Extracted records
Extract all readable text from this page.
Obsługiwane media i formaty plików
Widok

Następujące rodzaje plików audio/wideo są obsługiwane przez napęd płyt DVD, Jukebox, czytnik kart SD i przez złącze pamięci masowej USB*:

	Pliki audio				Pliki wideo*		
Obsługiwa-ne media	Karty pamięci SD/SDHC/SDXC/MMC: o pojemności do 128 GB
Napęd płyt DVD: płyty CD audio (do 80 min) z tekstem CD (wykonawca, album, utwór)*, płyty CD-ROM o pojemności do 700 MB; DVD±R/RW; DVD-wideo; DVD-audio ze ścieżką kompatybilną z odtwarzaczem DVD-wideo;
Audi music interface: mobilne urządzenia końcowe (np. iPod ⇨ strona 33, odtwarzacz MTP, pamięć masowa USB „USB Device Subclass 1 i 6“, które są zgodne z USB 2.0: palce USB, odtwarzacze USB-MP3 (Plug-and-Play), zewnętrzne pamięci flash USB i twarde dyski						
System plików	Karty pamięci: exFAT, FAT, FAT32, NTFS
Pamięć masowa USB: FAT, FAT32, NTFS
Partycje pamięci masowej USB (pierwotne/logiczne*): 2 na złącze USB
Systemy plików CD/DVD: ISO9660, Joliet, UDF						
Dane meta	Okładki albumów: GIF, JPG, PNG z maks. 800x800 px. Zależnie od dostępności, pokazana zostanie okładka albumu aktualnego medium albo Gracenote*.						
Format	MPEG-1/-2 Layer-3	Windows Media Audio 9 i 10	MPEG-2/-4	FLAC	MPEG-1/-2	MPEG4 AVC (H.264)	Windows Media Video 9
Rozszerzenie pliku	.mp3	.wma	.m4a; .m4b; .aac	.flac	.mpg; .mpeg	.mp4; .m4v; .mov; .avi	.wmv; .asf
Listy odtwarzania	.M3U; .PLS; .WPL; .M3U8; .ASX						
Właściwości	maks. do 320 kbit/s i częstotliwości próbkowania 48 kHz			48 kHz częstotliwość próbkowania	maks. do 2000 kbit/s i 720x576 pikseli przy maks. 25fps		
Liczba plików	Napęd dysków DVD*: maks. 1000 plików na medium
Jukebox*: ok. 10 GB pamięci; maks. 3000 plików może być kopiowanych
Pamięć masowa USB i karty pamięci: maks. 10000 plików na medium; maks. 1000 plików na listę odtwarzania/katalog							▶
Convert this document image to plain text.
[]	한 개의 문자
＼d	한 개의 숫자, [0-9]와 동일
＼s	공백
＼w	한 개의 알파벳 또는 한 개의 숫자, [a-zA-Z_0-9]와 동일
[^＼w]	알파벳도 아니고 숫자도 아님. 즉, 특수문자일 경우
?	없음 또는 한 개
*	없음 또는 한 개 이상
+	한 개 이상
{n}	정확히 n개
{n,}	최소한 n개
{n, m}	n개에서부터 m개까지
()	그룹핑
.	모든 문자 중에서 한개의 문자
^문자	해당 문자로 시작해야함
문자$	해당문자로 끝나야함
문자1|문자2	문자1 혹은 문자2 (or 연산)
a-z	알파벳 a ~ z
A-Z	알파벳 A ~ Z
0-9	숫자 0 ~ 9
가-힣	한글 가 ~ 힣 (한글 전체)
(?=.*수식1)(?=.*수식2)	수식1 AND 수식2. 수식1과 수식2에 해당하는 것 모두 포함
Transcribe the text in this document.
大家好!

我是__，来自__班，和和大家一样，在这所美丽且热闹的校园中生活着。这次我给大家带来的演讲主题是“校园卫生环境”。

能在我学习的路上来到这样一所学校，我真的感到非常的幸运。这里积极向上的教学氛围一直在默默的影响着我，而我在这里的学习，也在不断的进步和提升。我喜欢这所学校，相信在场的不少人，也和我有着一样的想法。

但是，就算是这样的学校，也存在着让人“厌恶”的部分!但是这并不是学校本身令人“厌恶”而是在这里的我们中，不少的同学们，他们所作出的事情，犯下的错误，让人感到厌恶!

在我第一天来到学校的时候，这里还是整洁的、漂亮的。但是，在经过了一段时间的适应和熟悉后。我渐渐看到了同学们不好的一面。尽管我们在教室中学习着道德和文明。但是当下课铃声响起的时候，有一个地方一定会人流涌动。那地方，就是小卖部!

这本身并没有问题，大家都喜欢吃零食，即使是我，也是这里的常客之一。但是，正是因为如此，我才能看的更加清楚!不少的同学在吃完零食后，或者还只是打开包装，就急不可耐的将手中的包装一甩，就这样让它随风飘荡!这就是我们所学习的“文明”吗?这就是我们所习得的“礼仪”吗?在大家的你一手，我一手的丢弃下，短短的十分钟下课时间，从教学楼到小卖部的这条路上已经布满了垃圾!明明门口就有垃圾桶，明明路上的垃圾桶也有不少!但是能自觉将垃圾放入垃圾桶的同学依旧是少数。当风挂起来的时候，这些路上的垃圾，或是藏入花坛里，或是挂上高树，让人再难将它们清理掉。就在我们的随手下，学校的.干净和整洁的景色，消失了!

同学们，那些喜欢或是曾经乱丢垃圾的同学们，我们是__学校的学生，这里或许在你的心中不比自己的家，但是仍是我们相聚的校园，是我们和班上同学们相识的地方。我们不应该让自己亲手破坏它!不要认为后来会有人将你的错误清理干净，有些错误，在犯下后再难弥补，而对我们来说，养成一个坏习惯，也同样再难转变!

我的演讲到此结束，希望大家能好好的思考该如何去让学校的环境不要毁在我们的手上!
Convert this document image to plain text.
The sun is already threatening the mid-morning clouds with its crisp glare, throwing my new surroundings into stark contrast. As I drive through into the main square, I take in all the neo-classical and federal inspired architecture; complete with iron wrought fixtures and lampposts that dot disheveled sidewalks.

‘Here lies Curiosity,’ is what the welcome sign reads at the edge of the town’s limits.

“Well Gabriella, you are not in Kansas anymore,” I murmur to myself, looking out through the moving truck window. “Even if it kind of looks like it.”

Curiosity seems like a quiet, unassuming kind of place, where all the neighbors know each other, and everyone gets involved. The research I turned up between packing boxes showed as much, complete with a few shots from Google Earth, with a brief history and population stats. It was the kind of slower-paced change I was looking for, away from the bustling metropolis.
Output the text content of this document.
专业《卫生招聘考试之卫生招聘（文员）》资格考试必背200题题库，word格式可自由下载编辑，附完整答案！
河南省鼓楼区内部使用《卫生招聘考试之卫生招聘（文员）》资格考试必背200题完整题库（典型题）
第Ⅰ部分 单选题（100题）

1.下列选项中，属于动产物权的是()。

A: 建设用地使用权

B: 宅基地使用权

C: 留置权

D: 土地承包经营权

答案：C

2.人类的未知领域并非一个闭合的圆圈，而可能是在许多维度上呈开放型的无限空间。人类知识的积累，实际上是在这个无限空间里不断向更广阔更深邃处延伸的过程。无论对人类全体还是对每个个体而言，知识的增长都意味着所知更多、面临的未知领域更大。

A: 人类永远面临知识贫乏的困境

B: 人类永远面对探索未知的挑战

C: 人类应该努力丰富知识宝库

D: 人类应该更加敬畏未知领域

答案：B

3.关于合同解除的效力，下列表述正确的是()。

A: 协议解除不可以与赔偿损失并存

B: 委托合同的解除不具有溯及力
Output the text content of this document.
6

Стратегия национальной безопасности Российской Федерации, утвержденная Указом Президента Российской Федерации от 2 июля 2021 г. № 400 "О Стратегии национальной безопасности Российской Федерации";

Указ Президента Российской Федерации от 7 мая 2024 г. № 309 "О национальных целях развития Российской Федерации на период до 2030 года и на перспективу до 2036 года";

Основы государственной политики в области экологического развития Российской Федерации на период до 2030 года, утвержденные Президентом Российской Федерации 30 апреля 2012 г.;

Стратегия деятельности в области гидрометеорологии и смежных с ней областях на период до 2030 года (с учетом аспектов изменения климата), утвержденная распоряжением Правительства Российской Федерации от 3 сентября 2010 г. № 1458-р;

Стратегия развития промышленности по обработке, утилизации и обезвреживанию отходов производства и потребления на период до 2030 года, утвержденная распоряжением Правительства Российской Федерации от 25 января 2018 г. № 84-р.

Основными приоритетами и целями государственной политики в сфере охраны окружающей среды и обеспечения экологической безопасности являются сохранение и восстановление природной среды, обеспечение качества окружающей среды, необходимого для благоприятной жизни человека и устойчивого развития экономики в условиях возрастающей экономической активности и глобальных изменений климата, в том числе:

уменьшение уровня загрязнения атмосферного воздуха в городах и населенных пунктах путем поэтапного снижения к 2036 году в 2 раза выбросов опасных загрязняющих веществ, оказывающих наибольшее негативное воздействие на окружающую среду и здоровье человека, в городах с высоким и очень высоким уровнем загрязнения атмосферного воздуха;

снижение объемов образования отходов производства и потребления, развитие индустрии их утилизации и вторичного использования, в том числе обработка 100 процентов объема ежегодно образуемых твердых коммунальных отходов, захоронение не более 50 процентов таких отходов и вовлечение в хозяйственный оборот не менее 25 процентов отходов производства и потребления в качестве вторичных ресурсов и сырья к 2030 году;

The problem:
Which lines above contain "области"? Show each of them.

Final result:
Основы государственной политики в области экологического развития Российской Федерации на период до 2030 года, утвержденные Президентом Российской Федерации 30 апреля 2012 г.;
Стратегия деятельности в области гидрометеорологии и смежных с ней областях на период до 2030 года (с учетом аспектов изменения климата), утвержденная распоряжением Правительства Российской Федерации от 3 сентября 2010 г. № 1458-р;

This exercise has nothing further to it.